# WORK REQUIRED
Reproduce the part of the text on listed buildings in Waitby that opens with the words containing "Waitby is a" and closes with "a former school.", replacing "rural" with "agricultural".

= Listed buildings in Waitby =

Waitby is a civil parish in Westmorland and Furness, Cumbria, England. It contains nine listed buildings that are recorded in the National Heritage List for England. Of these, one is listed at Grade II*, the middle of the three grades, and the others are at Grade II, the lowest grade. The parish contains the villages of Waitby and Smardale and is otherwise rural. The listed buildings consist of houses and associated structures, farmhouses and farm buildings, and a bridge, a boundary stone, and a former school.

# RECORDS
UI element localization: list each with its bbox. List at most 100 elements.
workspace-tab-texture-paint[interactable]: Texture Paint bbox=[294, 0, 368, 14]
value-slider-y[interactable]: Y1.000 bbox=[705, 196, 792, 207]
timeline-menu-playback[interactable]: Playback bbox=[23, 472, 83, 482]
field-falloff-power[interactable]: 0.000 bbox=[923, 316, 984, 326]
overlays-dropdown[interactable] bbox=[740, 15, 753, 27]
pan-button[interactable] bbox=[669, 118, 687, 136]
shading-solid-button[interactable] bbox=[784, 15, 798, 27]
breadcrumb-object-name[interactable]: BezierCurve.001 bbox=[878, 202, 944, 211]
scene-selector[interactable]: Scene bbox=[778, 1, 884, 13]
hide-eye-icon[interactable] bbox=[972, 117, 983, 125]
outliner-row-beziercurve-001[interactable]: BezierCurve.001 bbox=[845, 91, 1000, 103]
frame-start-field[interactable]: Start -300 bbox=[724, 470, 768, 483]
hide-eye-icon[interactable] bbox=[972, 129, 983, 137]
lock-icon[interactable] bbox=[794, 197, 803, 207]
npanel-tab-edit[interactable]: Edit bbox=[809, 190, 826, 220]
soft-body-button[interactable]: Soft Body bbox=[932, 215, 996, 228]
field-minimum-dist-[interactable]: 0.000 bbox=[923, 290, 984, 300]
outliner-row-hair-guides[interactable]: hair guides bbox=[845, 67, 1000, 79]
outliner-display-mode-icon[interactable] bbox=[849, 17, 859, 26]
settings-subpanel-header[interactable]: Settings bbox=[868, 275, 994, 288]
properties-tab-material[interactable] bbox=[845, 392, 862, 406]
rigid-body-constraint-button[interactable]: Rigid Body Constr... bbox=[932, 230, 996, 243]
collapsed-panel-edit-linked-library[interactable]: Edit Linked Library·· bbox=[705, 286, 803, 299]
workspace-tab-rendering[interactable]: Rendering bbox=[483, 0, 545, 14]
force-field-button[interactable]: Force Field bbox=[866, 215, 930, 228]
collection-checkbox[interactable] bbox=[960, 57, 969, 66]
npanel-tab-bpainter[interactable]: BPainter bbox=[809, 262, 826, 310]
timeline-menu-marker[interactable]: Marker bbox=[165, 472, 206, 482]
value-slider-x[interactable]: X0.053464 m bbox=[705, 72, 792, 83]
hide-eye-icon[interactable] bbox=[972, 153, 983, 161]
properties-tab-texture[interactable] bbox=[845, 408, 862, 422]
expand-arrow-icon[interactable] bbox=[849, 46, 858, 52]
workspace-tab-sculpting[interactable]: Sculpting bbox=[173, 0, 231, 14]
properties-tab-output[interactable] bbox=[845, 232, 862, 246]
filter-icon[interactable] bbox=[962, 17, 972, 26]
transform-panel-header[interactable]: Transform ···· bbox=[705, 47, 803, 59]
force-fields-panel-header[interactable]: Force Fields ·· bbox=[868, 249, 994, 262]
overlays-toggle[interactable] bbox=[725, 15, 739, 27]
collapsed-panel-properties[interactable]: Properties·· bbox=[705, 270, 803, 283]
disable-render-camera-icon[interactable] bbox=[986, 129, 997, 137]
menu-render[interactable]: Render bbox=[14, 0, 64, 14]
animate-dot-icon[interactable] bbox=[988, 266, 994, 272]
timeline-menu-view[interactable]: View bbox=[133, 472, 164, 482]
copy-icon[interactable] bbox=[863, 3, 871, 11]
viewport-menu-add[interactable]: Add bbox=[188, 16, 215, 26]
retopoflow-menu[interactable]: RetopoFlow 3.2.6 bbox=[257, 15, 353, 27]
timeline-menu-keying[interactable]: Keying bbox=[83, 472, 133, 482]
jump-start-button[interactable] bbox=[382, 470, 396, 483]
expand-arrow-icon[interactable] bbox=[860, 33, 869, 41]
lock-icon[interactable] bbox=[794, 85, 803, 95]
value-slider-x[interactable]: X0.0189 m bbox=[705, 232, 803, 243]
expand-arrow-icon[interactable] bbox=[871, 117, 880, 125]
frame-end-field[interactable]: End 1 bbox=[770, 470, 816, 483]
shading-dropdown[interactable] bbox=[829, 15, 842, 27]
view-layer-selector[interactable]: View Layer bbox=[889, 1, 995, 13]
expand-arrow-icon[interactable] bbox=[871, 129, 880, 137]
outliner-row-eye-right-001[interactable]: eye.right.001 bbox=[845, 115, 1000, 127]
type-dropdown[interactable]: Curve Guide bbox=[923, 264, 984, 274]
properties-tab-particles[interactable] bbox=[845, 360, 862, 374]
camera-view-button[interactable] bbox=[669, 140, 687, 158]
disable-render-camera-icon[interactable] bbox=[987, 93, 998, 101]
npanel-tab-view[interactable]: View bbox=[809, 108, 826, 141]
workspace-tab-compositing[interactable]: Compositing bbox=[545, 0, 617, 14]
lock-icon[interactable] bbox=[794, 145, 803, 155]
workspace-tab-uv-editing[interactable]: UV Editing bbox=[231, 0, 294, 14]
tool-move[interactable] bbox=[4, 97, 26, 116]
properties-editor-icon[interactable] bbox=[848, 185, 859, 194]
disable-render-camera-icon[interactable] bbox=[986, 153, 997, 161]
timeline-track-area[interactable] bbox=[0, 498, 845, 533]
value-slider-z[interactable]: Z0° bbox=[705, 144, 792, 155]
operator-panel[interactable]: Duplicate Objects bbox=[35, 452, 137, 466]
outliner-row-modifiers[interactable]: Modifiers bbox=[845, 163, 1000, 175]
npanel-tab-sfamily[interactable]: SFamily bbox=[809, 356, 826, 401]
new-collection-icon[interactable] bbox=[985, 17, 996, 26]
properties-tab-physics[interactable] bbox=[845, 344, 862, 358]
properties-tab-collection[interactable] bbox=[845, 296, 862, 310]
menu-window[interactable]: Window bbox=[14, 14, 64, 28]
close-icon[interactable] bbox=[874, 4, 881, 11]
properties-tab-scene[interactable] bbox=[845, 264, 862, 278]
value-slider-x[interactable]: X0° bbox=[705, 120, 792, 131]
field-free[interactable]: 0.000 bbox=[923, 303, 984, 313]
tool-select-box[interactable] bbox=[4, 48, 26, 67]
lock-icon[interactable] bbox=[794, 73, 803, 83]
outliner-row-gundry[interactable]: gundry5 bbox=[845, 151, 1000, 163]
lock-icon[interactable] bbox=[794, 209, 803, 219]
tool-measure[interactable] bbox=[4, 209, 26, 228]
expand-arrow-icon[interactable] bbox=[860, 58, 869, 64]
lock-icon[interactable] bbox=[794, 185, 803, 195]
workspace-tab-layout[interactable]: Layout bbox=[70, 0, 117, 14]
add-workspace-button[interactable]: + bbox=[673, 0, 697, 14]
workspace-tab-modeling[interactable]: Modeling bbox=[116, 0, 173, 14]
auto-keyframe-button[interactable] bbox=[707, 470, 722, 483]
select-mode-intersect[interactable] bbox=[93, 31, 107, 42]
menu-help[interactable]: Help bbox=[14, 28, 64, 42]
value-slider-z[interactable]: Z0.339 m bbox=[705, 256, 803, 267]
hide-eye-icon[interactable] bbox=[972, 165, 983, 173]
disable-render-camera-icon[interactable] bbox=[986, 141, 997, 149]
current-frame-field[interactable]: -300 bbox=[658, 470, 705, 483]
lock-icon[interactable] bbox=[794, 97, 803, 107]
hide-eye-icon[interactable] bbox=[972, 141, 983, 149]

# EXERCISE SOLUTION
Waitby is a civil parish in Westmorland and Furness, Cumbria, England. It contains nine listed buildings that are recorded in the National Heritage List for England. Of these, one is listed at Grade II*, the middle of the three grades, and the others are at Grade II, the lowest grade. The parish contains the villages of Waitby and Smardale and is otherwise agricultural. The listed buildings consist of houses and associated structures, farmhouses and farm buildings, and a bridge, a boundary stone, and a former school.